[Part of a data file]

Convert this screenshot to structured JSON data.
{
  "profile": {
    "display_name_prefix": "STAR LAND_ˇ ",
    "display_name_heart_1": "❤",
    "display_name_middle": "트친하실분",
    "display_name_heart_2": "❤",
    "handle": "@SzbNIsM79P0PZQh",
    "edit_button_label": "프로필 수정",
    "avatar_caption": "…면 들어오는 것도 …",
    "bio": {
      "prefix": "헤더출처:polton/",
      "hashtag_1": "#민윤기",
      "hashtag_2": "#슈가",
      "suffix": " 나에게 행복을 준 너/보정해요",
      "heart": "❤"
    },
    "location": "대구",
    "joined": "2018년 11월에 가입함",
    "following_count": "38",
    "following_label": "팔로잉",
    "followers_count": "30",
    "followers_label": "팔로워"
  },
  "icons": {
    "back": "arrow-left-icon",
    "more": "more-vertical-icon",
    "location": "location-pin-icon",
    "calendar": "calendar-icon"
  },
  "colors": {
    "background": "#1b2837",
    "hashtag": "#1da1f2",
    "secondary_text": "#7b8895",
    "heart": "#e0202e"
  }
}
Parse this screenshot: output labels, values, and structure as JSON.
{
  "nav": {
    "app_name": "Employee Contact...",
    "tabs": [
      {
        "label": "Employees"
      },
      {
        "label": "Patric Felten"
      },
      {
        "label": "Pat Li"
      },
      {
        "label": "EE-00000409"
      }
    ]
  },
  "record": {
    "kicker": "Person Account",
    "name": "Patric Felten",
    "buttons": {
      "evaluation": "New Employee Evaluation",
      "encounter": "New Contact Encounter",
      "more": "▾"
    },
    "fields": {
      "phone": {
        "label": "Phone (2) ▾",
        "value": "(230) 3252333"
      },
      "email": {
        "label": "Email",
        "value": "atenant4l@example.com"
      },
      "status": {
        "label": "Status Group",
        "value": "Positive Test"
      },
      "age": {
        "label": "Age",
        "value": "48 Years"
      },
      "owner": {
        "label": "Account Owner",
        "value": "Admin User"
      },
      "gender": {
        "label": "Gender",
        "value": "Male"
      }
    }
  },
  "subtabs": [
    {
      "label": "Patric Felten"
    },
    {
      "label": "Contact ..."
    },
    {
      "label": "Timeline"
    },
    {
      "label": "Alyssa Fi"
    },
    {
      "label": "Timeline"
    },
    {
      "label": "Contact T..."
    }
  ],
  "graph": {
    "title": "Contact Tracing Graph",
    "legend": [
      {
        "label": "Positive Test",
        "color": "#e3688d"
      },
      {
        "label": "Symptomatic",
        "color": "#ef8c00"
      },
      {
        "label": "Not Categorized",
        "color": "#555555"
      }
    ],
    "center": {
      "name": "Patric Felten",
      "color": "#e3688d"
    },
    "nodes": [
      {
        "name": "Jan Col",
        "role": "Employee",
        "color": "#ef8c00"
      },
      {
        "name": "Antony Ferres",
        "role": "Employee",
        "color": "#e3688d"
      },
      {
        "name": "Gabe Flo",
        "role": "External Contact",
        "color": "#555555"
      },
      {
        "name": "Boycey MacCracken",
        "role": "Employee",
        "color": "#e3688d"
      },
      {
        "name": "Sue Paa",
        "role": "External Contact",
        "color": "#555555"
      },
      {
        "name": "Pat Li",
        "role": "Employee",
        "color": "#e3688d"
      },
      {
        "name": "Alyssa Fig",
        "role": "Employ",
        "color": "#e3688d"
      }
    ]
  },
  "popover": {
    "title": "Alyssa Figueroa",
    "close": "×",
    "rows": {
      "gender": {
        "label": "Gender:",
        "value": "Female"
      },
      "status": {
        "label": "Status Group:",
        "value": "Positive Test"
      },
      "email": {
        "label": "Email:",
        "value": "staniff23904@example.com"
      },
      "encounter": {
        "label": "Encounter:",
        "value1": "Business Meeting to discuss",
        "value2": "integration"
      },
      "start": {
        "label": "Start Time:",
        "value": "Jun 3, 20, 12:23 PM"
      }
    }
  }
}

[DIRECTION]
Copy out the whole listing, exactly as written.

[SOLVED PROBLEM]
Convert this screenshot to structured JSON data.
{
  "profile": {
    "display_name_prefix": "STAR LAND_ˇ ",
    "display_name_heart_1": "❤",
    "display_name_middle": "트친하실분",
    "display_name_heart_2": "❤",
    "handle": "@SzbNIsM79P0PZQh",
    "edit_button_label": "프로필 수정",
    "avatar_caption": "…면 들어오는 것도 …",
    "bio": {
      "prefix": "헤더출처:polton/",
      "hashtag_1": "#민윤기",
      "hashtag_2": "#슈가",
      "suffix": " 나에게 행복을 준 너/보정해요",
      "heart": "❤"
    },
    "location": "대구",
    "joined": "2018년 11월에 가입함",
    "following_count": "38",
    "following_label": "팔로잉",
    "followers_count": "30",
    "followers_label": "팔로워"
  },
  "icons": {
    "back": "arrow-left-icon",
    "more": "more-vertical-icon",
    "location": "location-pin-icon",
    "calendar": "calendar-icon"
  },
  "colors": {
    "background": "#1b2837",
    "hashtag": "#1da1f2",
    "secondary_text": "#7b8895",
    "heart": "#e0202e"
  }
}
Parse this screenshot: output labels, values, and structure as JSON.
{
  "nav": {
    "app_name": "Employee Contact...",
    "tabs": [
      {
        "label": "Employees"
      },
      {
        "label": "Patric Felten"
      },
      {
        "label": "Pat Li"
      },
      {
        "label": "EE-00000409"
      }
    ]
  },
  "record": {
    "kicker": "Person Account",
    "name": "Patric Felten",
    "buttons": {
      "evaluation": "New Employee Evaluation",
      "encounter": "New Contact Encounter",
      "more": "▾"
    },
    "fields": {
      "phone": {
        "label": "Phone (2) ▾",
        "value": "(230) 3252333"
      },
      "email": {
        "label": "Email",
        "value": "atenant4l@example.com"
      },
      "status": {
        "label": "Status Group",
        "value": "Positive Test"
      },
      "age": {
        "label": "Age",
        "value": "48 Years"
      },
      "owner": {
        "label": "Account Owner",
        "value": "Admin User"
      },
      "gender": {
        "label": "Gender",
        "value": "Male"
      }
    }
  },
  "subtabs": [
    {
      "label": "Patric Felten"
    },
    {
      "label": "Contact ..."
    },
    {
      "label": "Timeline"
    },
    {
      "label": "Alyssa Fi"
    },
    {
      "label": "Timeline"
    },
    {
      "label": "Contact T..."
    }
  ],
  "graph": {
    "title": "Contact Tracing Graph",
    "legend": [
      {
        "label": "Positive Test",
        "color": "#e3688d"
      },
      {
        "label": "Symptomatic",
        "color": "#ef8c00"
      },
      {
        "label": "Not Categorized",
        "color": "#555555"
      }
    ],
    "center": {
      "name": "Patric Felten",
      "color": "#e3688d"
    },
    "nodes": [
      {
        "name": "Jan Col",
        "role": "Employee",
        "color": "#ef8c00"
      },
      {
        "name": "Antony Ferres",
        "role": "Employee",
        "color": "#e3688d"
      },
      {
        "name": "Gabe Flo",
        "role": "External Contact",
        "color": "#555555"
      },
      {
        "name": "Boycey MacCracken",
        "role": "Employee",
        "color": "#e3688d"
      },
      {
        "name": "Sue Paa",
        "role": "External Contact",
        "color": "#555555"
      },
      {
        "name": "Pat Li",
        "role": "Employee",
        "color": "#e3688d"
      },
      {
        "name": "Alyssa Fig",
        "role": "Employ",
        "color": "#e3688d"
      }
    ]
  },
  "popover": {
    "title": "Alyssa Figueroa",
    "close": "×",
    "rows": {
      "gender": {
        "label": "Gender:",
        "value": "Female"
      },
      "status": {
        "label": "Status Group:",
        "value": "Positive Test"
      },
      "email": {
        "label": "Email:",
        "value": "staniff23904@example.com"
      },
      "encounter": {
        "label": "Encounter:",
        "value1": "Business Meeting to discuss",
        "value2": "integration"
      },
      "start": {
        "label": "Start Time:",
        "value": "Jun 3, 20, 12:23 PM"
      }
    }
  }
}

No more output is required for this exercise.